Task objective ->
Output every entry exactly as written, skipping any pictures.

Task input ->
((
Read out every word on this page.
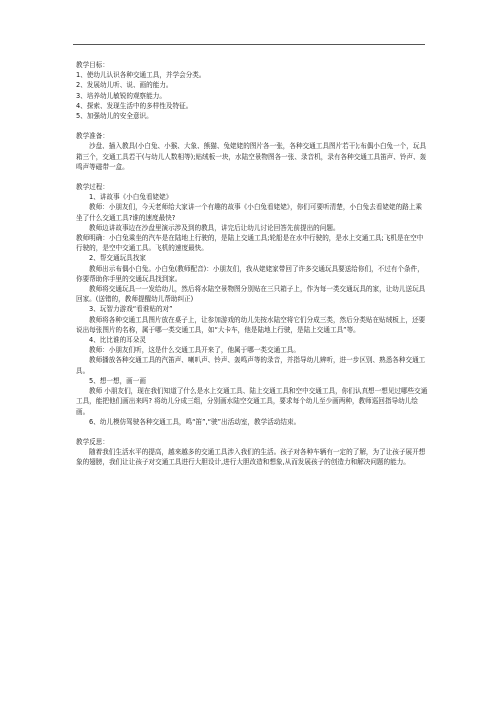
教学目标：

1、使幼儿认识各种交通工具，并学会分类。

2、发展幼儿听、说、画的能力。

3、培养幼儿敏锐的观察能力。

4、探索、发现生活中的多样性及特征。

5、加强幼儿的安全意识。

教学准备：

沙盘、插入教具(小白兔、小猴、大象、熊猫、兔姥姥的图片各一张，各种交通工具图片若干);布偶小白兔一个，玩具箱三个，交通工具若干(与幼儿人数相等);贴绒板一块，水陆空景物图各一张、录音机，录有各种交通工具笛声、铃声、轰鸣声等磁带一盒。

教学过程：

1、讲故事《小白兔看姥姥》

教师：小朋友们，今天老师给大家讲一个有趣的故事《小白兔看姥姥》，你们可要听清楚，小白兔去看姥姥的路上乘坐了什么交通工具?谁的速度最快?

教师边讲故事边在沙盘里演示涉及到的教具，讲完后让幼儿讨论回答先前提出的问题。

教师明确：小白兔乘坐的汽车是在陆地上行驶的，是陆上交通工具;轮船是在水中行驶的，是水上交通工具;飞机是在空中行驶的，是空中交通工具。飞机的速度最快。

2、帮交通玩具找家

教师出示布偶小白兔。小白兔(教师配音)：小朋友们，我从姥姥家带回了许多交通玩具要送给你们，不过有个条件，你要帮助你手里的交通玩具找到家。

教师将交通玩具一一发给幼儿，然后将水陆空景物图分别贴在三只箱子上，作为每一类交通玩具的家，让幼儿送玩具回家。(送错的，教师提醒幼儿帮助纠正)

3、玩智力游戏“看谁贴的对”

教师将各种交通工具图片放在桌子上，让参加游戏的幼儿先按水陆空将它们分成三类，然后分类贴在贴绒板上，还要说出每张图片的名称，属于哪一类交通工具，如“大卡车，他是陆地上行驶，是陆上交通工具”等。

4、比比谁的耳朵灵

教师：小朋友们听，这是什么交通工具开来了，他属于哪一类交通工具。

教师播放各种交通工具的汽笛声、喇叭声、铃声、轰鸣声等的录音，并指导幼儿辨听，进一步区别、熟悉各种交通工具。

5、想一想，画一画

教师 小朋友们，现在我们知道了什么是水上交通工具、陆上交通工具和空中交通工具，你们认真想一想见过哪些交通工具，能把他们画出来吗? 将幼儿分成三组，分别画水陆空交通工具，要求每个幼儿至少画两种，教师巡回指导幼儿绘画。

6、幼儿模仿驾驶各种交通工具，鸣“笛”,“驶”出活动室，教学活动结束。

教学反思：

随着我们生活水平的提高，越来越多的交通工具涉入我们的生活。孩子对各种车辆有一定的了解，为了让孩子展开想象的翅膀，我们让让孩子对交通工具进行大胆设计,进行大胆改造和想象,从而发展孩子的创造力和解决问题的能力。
))
Response to this exercise ->
Read out every word on this page.
教学目标：

1、使幼儿认识各种交通工具，并学会分类。

2、发展幼儿听、说、画的能力。

3、培养幼儿敏锐的观察能力。

4、探索、发现生活中的多样性及特征。

5、加强幼儿的安全意识。

教学准备：

沙盘、插入教具(小白兔、小猴、大象、熊猫、兔姥姥的图片各一张，各种交通工具图片若干);布偶小白兔一个，玩具箱三个，交通工具若干(与幼儿人数相等);贴绒板一块，水陆空景物图各一张、录音机，录有各种交通工具笛声、铃声、轰鸣声等磁带一盒。

教学过程：

1、讲故事《小白兔看姥姥》

教师：小朋友们，今天老师给大家讲一个有趣的故事《小白兔看姥姥》，你们可要听清楚，小白兔去看姥姥的路上乘坐了什么交通工具?谁的速度最快?

教师边讲故事边在沙盘里演示涉及到的教具，讲完后让幼儿讨论回答先前提出的问题。

教师明确：小白兔乘坐的汽车是在陆地上行驶的，是陆上交通工具;轮船是在水中行驶的，是水上交通工具;飞机是在空中行驶的，是空中交通工具。飞机的速度最快。

2、帮交通玩具找家

教师出示布偶小白兔。小白兔(教师配音)：小朋友们，我从姥姥家带回了许多交通玩具要送给你们，不过有个条件，你要帮助你手里的交通玩具找到家。

教师将交通玩具一一发给幼儿，然后将水陆空景物图分别贴在三只箱子上，作为每一类交通玩具的家，让幼儿送玩具回家。(送错的，教师提醒幼儿帮助纠正)

3、玩智力游戏“看谁贴的对”

教师将各种交通工具图片放在桌子上，让参加游戏的幼儿先按水陆空将它们分成三类，然后分类贴在贴绒板上，还要说出每张图片的名称，属于哪一类交通工具，如“大卡车，他是陆地上行驶，是陆上交通工具”等。

4、比比谁的耳朵灵

教师：小朋友们听，这是什么交通工具开来了，他属于哪一类交通工具。

教师播放各种交通工具的汽笛声、喇叭声、铃声、轰鸣声等的录音，并指导幼儿辨听，进一步区别、熟悉各种交通工具。

5、想一想，画一画

教师 小朋友们，现在我们知道了什么是水上交通工具、陆上交通工具和空中交通工具，你们认真想一想见过哪些交通工具，能把他们画出来吗? 将幼儿分成三组，分别画水陆空交通工具，要求每个幼儿至少画两种，教师巡回指导幼儿绘画。

6、幼儿模仿驾驶各种交通工具，鸣“笛”,“驶”出活动室，教学活动结束。

教学反思：

随着我们生活水平的提高，越来越多的交通工具涉入我们的生活。孩子对各种车辆有一定的了解，为了让孩子展开想象的翅膀，我们让让孩子对交通工具进行大胆设计,进行大胆改造和想象,从而发展孩子的创造力和解决问题的能力。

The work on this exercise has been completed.